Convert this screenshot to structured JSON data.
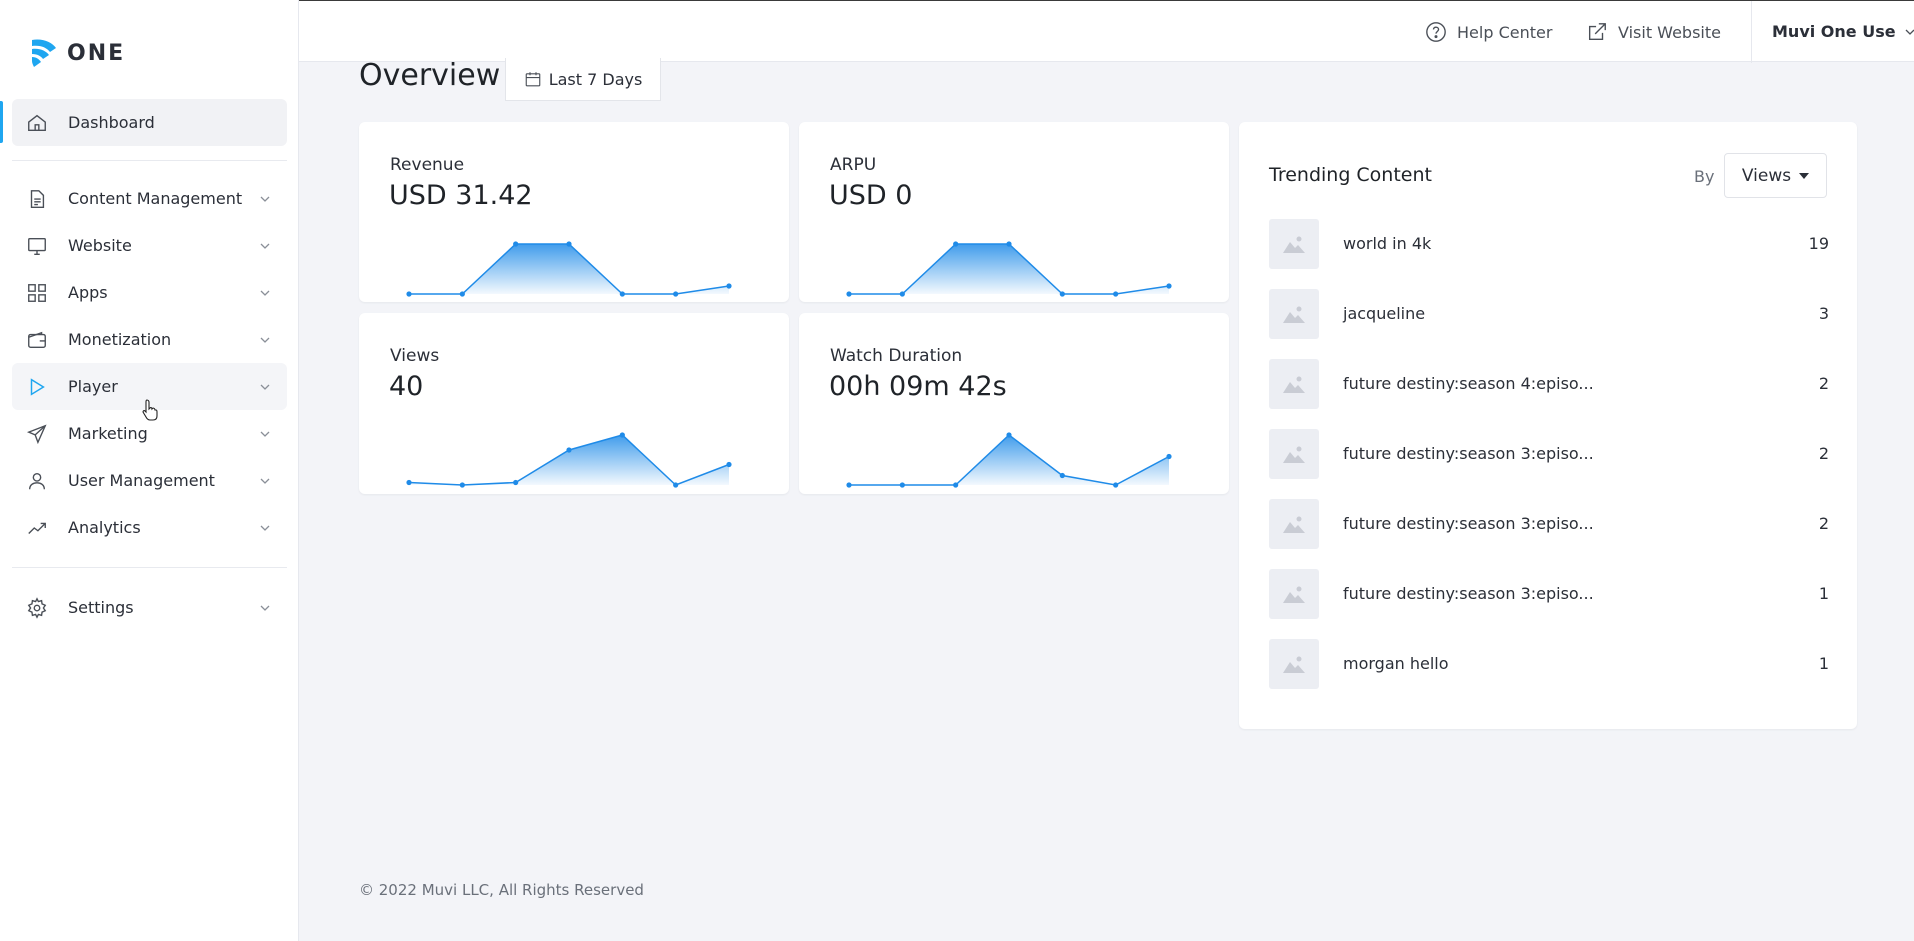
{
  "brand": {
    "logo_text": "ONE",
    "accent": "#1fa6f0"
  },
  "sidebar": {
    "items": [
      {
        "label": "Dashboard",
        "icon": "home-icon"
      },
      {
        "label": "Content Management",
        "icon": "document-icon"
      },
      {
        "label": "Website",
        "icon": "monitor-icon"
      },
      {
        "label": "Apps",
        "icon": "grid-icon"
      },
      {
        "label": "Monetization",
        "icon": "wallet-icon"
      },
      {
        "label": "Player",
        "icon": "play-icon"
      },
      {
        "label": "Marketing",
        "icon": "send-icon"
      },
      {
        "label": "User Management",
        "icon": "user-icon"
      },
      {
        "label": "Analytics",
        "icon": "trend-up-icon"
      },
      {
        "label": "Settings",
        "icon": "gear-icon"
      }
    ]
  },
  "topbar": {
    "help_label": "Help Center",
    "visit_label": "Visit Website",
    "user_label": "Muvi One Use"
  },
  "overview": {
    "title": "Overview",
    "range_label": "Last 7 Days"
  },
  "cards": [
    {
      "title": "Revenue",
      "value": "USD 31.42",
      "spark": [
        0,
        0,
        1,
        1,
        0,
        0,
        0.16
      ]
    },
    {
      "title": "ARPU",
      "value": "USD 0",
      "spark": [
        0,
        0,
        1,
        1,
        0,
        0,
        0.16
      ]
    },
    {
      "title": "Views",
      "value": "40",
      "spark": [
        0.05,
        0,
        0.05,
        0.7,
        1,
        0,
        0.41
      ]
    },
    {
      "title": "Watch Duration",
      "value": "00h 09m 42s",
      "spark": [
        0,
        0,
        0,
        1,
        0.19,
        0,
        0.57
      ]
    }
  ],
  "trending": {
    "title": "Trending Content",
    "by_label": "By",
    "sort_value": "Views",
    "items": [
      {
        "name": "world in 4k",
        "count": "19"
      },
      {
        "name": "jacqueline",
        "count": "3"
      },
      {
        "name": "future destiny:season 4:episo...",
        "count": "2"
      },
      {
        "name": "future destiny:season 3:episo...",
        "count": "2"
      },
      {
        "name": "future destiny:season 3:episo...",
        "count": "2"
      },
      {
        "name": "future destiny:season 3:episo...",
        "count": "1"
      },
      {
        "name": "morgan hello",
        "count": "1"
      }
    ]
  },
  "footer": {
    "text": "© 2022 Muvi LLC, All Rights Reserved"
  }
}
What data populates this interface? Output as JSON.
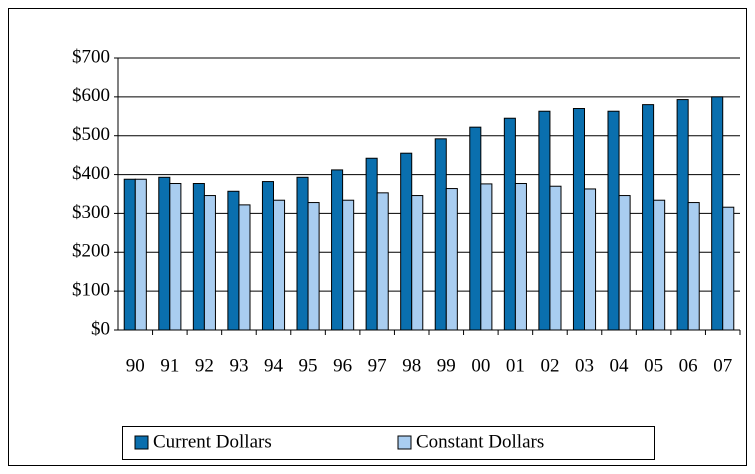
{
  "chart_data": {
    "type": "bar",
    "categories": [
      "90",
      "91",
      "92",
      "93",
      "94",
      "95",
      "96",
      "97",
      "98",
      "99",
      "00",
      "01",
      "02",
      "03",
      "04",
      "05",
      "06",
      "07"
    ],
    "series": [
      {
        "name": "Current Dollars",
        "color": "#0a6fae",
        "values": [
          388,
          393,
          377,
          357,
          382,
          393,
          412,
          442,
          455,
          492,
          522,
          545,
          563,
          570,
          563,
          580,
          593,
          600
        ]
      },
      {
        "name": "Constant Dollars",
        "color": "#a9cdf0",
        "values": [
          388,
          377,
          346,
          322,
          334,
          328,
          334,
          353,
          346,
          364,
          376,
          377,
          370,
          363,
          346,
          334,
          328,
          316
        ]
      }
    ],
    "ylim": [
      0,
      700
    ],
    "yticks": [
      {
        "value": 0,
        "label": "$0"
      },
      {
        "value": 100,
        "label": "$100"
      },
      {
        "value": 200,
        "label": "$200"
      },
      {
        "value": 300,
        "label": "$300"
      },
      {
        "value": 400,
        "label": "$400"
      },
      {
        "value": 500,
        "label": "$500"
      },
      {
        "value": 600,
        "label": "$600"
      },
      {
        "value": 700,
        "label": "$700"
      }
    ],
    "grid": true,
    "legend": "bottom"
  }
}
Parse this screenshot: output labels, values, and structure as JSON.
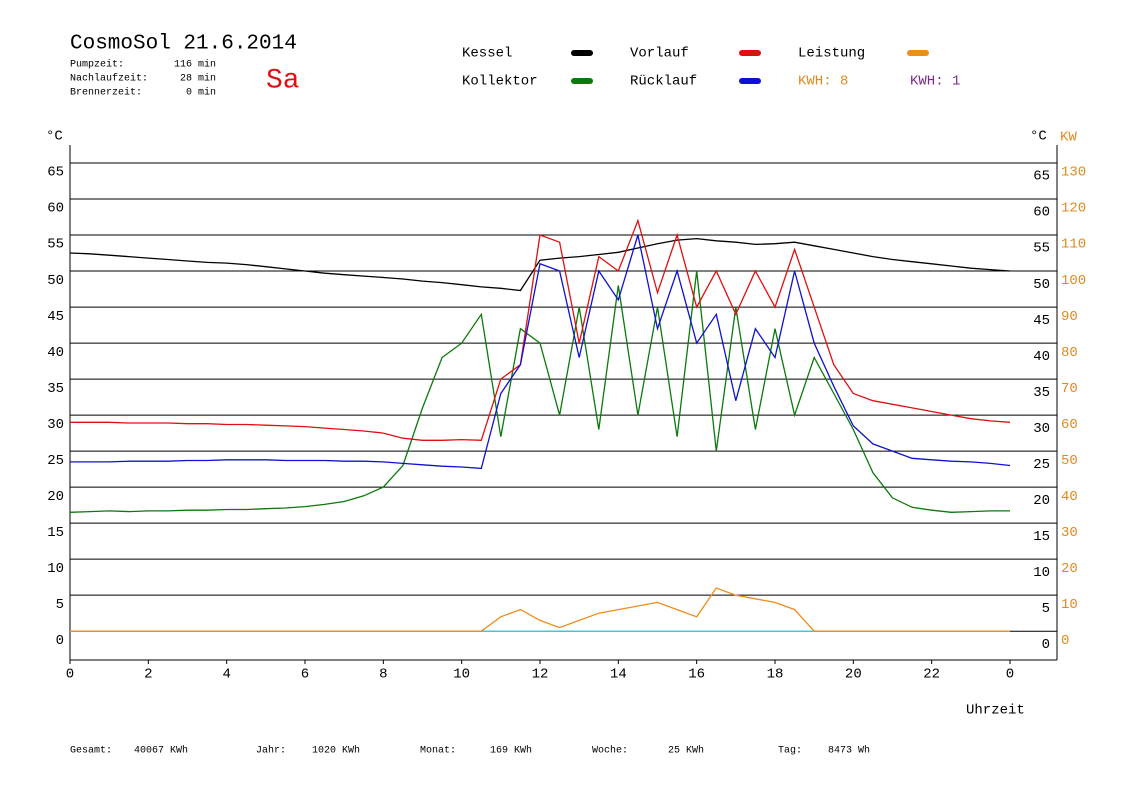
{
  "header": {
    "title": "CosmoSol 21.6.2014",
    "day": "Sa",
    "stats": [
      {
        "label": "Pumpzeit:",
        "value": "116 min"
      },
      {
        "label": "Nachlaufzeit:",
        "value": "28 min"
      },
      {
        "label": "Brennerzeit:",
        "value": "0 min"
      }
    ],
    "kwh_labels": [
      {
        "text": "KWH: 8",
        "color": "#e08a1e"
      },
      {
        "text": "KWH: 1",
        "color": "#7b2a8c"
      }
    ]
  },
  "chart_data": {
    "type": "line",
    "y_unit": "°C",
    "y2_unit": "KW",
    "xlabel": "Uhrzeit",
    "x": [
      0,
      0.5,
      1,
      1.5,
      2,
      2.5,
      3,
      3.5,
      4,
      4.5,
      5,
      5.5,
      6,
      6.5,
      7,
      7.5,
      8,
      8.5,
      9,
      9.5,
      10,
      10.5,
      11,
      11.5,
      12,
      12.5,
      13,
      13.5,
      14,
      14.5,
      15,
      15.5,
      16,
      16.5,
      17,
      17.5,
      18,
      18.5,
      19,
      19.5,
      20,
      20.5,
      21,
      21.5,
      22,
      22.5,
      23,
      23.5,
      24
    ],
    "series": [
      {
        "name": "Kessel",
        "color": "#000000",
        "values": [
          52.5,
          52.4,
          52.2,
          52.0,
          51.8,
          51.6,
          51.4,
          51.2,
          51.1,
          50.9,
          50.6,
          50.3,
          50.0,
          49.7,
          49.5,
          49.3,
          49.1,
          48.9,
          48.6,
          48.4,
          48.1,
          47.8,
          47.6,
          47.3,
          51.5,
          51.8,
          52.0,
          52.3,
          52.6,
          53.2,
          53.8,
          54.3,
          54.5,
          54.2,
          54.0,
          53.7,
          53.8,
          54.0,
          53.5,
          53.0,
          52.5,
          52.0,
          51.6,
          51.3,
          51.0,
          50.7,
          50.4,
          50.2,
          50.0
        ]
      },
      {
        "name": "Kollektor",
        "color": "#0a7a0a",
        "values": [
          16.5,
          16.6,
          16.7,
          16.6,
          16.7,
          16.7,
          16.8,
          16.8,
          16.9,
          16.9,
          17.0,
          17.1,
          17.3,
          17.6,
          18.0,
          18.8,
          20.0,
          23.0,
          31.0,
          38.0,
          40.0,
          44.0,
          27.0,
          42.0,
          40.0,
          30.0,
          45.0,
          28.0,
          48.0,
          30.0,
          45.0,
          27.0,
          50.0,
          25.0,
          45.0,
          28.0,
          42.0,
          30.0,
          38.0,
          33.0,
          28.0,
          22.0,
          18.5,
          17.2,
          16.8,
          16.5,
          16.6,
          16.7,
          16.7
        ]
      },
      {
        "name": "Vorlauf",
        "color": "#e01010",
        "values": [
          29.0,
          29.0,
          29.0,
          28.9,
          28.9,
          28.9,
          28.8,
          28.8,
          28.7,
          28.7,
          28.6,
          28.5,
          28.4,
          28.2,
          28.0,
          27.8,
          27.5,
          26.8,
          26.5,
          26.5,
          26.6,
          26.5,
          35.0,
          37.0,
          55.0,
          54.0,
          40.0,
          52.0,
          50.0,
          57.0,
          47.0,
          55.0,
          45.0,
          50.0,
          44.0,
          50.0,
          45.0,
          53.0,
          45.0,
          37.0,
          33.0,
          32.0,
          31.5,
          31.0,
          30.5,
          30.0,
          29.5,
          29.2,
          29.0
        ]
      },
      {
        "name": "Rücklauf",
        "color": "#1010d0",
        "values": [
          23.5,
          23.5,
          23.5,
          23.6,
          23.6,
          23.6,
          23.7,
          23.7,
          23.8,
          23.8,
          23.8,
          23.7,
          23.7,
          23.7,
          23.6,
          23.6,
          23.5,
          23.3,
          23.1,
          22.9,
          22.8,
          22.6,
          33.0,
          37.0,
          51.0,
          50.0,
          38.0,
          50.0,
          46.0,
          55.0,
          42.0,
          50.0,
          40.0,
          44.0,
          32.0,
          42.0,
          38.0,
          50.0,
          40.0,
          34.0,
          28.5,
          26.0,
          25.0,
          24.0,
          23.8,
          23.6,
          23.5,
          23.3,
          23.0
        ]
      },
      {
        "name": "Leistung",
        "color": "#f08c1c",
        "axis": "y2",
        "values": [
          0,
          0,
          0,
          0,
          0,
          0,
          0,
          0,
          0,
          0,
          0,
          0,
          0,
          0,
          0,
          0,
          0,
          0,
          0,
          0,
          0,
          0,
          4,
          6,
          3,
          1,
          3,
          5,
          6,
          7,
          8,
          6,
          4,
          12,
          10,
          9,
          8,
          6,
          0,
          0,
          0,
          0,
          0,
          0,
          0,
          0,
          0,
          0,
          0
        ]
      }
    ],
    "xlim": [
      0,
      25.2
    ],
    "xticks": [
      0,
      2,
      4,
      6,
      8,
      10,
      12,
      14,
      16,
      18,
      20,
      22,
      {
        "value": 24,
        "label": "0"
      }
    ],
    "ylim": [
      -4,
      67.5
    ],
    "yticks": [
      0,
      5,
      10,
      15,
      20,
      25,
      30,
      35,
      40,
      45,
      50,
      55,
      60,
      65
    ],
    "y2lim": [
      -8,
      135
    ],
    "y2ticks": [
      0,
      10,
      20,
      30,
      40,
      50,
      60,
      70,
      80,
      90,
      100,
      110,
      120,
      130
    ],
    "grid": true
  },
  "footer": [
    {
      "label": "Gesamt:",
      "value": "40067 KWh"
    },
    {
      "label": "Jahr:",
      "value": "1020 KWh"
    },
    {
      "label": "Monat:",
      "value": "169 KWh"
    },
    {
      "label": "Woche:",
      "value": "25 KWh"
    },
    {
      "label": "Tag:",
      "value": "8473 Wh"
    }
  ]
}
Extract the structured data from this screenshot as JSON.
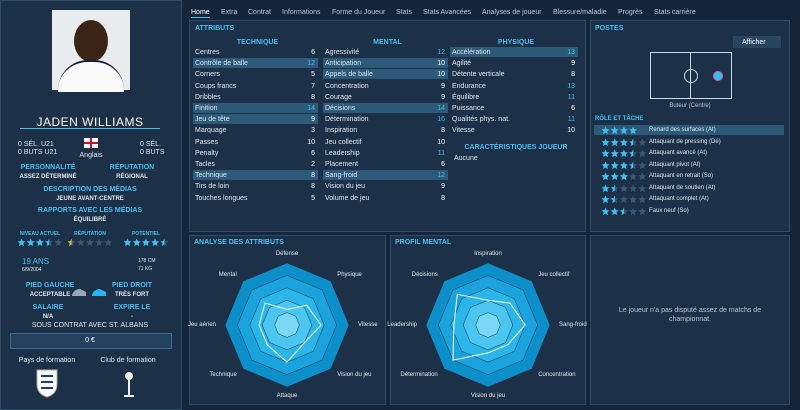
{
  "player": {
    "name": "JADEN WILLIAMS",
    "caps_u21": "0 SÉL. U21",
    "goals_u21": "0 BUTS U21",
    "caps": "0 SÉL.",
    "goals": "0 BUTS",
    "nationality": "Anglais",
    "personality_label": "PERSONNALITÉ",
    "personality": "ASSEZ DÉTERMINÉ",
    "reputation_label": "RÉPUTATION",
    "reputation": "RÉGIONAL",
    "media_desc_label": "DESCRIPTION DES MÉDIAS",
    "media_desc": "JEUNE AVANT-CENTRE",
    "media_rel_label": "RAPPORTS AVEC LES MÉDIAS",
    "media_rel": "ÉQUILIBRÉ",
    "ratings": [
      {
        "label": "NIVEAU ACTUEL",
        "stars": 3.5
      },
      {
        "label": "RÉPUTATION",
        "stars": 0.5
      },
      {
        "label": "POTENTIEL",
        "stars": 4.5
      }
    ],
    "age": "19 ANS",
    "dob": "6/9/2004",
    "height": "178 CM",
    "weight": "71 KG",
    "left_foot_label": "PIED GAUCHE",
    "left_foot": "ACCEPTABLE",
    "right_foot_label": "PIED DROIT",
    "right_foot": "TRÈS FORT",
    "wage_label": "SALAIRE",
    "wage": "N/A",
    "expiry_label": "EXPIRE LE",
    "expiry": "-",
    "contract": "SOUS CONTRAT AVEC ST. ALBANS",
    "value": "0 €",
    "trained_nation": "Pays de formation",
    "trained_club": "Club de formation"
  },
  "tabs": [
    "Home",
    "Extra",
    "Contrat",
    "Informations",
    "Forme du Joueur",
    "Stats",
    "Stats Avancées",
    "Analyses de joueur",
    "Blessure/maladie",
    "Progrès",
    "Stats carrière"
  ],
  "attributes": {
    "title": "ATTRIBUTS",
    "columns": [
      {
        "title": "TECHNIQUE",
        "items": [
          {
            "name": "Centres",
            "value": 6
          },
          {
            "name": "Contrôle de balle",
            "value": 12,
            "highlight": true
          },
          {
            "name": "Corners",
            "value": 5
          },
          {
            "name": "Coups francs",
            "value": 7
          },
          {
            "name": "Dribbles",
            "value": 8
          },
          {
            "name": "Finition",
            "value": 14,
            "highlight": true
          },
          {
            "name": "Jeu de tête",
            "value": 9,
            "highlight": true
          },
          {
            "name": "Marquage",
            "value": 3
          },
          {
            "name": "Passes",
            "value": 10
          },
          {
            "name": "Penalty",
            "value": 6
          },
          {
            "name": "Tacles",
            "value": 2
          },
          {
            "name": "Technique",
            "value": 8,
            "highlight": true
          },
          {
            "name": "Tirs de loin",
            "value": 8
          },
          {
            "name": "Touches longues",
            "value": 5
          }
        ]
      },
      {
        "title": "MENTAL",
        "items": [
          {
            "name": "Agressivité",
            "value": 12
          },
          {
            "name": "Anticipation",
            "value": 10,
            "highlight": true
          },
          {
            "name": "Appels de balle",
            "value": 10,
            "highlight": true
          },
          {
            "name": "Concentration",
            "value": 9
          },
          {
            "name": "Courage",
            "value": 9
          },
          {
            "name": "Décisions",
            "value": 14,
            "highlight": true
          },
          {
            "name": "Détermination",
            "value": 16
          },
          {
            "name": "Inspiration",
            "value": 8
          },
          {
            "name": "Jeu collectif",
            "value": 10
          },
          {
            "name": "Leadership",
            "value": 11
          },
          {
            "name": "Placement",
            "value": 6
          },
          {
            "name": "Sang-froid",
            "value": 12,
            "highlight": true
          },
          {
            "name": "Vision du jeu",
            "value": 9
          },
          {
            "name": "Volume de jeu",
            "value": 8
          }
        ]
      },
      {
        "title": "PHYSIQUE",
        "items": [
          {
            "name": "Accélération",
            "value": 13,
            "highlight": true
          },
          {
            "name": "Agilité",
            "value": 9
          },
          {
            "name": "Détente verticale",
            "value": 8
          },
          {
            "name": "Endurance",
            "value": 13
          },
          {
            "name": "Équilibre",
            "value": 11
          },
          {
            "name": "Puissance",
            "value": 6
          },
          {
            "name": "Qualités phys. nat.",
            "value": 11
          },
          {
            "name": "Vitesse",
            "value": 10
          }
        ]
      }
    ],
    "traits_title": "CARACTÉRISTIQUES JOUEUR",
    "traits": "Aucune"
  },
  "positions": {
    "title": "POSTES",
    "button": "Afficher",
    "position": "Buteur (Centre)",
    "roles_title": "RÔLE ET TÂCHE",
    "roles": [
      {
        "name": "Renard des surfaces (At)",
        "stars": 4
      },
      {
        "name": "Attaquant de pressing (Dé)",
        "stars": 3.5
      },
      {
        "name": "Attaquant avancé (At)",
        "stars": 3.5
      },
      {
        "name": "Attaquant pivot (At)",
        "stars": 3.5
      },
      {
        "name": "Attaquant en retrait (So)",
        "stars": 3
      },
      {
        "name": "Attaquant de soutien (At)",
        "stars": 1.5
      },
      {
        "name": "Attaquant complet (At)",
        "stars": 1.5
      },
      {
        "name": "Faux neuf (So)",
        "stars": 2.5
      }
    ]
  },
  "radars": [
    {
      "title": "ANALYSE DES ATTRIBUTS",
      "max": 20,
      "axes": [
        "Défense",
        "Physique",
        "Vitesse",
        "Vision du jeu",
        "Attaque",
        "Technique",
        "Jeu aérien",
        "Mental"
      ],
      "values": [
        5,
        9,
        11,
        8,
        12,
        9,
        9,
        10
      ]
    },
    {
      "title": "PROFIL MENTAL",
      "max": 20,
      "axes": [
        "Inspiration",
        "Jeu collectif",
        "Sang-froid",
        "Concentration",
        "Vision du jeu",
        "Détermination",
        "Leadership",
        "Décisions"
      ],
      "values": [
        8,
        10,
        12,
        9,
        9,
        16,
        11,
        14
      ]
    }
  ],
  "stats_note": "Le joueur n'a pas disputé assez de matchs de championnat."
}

■ **Exercise brief**: Select all lines in the listing above where the word "balle" appears, and show them.

■ **Answer to the task**:
            "name": "Contrôle de balle",
            "name": "Appels de balle",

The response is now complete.